[start of Information supplied]

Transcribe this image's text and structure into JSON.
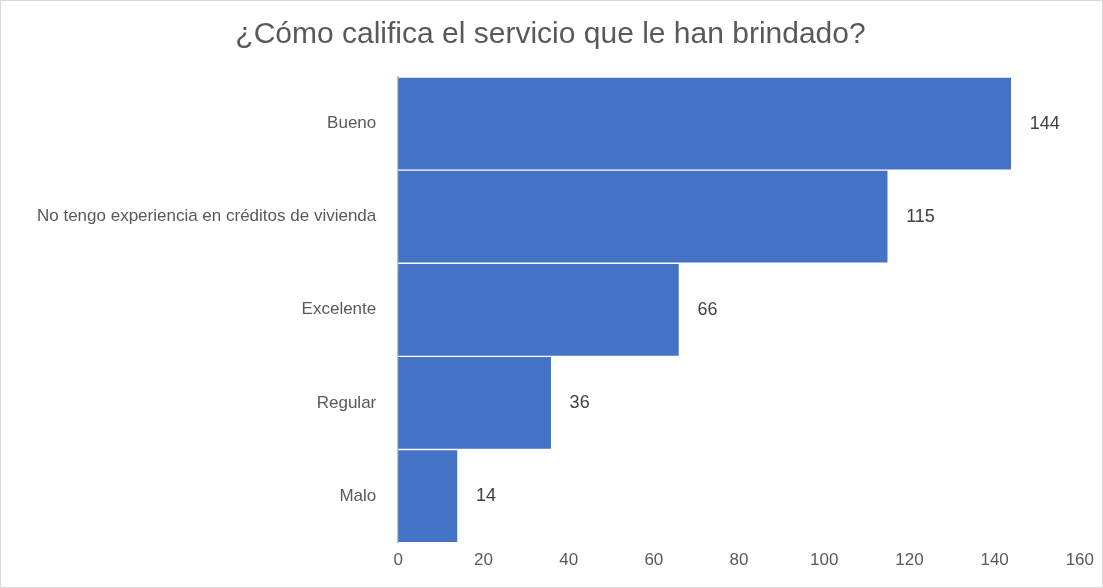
{
  "chart_data": {
    "type": "bar",
    "orientation": "horizontal",
    "title": "¿Cómo califica el servicio que le han brindado?",
    "categories": [
      "Bueno",
      "No tengo experiencia en créditos de vivienda",
      "Excelente",
      "Regular",
      "Malo"
    ],
    "values": [
      144,
      115,
      66,
      36,
      14
    ],
    "color": "#4472c4",
    "xlim": [
      0,
      160
    ],
    "xticks": [
      0,
      20,
      40,
      60,
      80,
      100,
      120,
      140,
      160
    ],
    "grid": false,
    "legend": false,
    "data_labels": true
  }
}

[end of Information supplied]

### Requirements
Retype the listing exactly. Pictures do not belong in the copy.

### Answer to this task
Transcribe this image's text and structure into JSON.
{
  "chart_data": {
    "type": "bar",
    "orientation": "horizontal",
    "title": "¿Cómo califica el servicio que le han brindado?",
    "categories": [
      "Bueno",
      "No tengo experiencia en créditos de vivienda",
      "Excelente",
      "Regular",
      "Malo"
    ],
    "values": [
      144,
      115,
      66,
      36,
      14
    ],
    "color": "#4472c4",
    "xlim": [
      0,
      160
    ],
    "xticks": [
      0,
      20,
      40,
      60,
      80,
      100,
      120,
      140,
      160
    ],
    "grid": false,
    "legend": false,
    "data_labels": true
  }
}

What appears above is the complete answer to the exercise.